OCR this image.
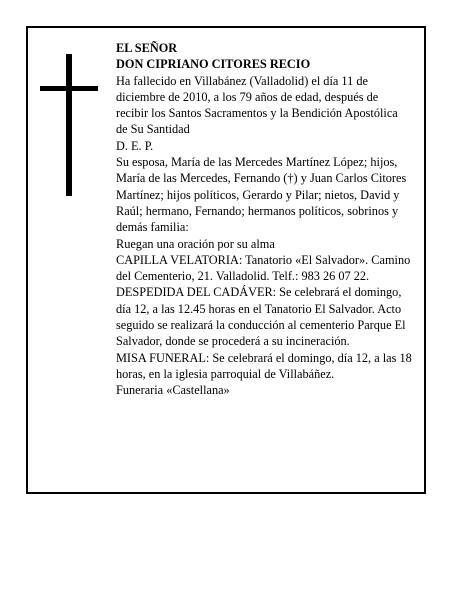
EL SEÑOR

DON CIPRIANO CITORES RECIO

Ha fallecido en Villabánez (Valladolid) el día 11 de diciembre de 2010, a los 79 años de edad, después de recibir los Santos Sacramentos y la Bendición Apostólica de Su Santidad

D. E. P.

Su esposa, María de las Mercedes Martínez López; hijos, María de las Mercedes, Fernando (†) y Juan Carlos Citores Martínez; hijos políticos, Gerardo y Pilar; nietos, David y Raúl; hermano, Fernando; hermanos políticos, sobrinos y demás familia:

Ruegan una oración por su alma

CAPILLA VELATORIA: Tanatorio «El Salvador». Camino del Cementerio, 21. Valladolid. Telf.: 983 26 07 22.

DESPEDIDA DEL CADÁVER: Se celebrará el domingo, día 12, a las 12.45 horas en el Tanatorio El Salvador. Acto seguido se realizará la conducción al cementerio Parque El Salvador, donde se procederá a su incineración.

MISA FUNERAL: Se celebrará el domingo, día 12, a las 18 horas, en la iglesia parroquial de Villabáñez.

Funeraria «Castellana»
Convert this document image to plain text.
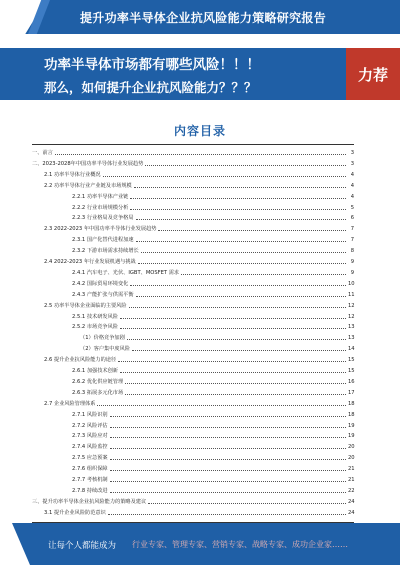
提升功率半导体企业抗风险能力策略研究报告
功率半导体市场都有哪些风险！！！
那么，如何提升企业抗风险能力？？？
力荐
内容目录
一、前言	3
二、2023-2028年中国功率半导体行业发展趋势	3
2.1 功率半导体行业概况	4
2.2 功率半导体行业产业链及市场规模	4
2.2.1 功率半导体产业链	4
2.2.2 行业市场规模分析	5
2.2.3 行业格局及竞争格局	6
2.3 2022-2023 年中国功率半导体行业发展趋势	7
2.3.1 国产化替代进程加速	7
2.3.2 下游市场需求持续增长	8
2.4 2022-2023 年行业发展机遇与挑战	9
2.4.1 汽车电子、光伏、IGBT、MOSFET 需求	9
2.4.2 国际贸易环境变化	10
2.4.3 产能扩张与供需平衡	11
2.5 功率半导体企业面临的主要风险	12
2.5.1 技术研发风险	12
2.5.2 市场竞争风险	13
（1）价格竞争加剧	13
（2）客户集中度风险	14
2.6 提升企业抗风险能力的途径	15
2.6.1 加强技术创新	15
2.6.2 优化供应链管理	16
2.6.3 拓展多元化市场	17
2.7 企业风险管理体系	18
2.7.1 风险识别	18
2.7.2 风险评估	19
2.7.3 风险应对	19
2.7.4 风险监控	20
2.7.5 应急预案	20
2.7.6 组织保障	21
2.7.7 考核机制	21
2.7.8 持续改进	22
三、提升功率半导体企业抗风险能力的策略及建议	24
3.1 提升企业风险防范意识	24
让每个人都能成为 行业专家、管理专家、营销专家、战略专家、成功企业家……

-*-

*WHAT YOU WILL DO*:
Copy every entry exactly as written. Pictures are excluded.

*RESULT*:
OCR this image.
EL SEÑOR

DON CIPRIANO CITORES RECIO

Ha fallecido en Villabánez (Valladolid) el día 11 de diciembre de 2010, a los 79 años de edad, después de recibir los Santos Sacramentos y la Bendición Apostólica de Su Santidad

D. E. P.

Su esposa, María de las Mercedes Martínez López; hijos, María de las Mercedes, Fernando (†) y Juan Carlos Citores Martínez; hijos políticos, Gerardo y Pilar; nietos, David y Raúl; hermano, Fernando; hermanos políticos, sobrinos y demás familia:

Ruegan una oración por su alma

CAPILLA VELATORIA: Tanatorio «El Salvador». Camino del Cementerio, 21. Valladolid. Telf.: 983 26 07 22.

DESPEDIDA DEL CADÁVER: Se celebrará el domingo, día 12, a las 12.45 horas en el Tanatorio El Salvador. Acto seguido se realizará la conducción al cementerio Parque El Salvador, donde se procederá a su incineración.

MISA FUNERAL: Se celebrará el domingo, día 12, a las 18 horas, en la iglesia parroquial de Villabáñez.

Funeraria «Castellana»
Convert this document image to plain text.
提升功率半导体企业抗风险能力策略研究报告
功率半导体市场都有哪些风险！！！
那么，如何提升企业抗风险能力？？？
力荐
内容目录
一、前言	3
二、2023-2028年中国功率半导体行业发展趋势	3
2.1 功率半导体行业概况	4
2.2 功率半导体行业产业链及市场规模	4
2.2.1 功率半导体产业链	4
2.2.2 行业市场规模分析	5
2.2.3 行业格局及竞争格局	6
2.3 2022-2023 年中国功率半导体行业发展趋势	7
2.3.1 国产化替代进程加速	7
2.3.2 下游市场需求持续增长	8
2.4 2022-2023 年行业发展机遇与挑战	9
2.4.1 汽车电子、光伏、IGBT、MOSFET 需求	9
2.4.2 国际贸易环境变化	10
2.4.3 产能扩张与供需平衡	11
2.5 功率半导体企业面临的主要风险	12
2.5.1 技术研发风险	12
2.5.2 市场竞争风险	13
（1）价格竞争加剧	13
（2）客户集中度风险	14
2.6 提升企业抗风险能力的途径	15
2.6.1 加强技术创新	15
2.6.2 优化供应链管理	16
2.6.3 拓展多元化市场	17
2.7 企业风险管理体系	18
2.7.1 风险识别	18
2.7.2 风险评估	19
2.7.3 风险应对	19
2.7.4 风险监控	20
2.7.5 应急预案	20
2.7.6 组织保障	21
2.7.7 考核机制	21
2.7.8 持续改进	22
三、提升功率半导体企业抗风险能力的策略及建议	24
3.1 提升企业风险防范意识	24
让每个人都能成为 行业专家、管理专家、营销专家、战略专家、成功企业家……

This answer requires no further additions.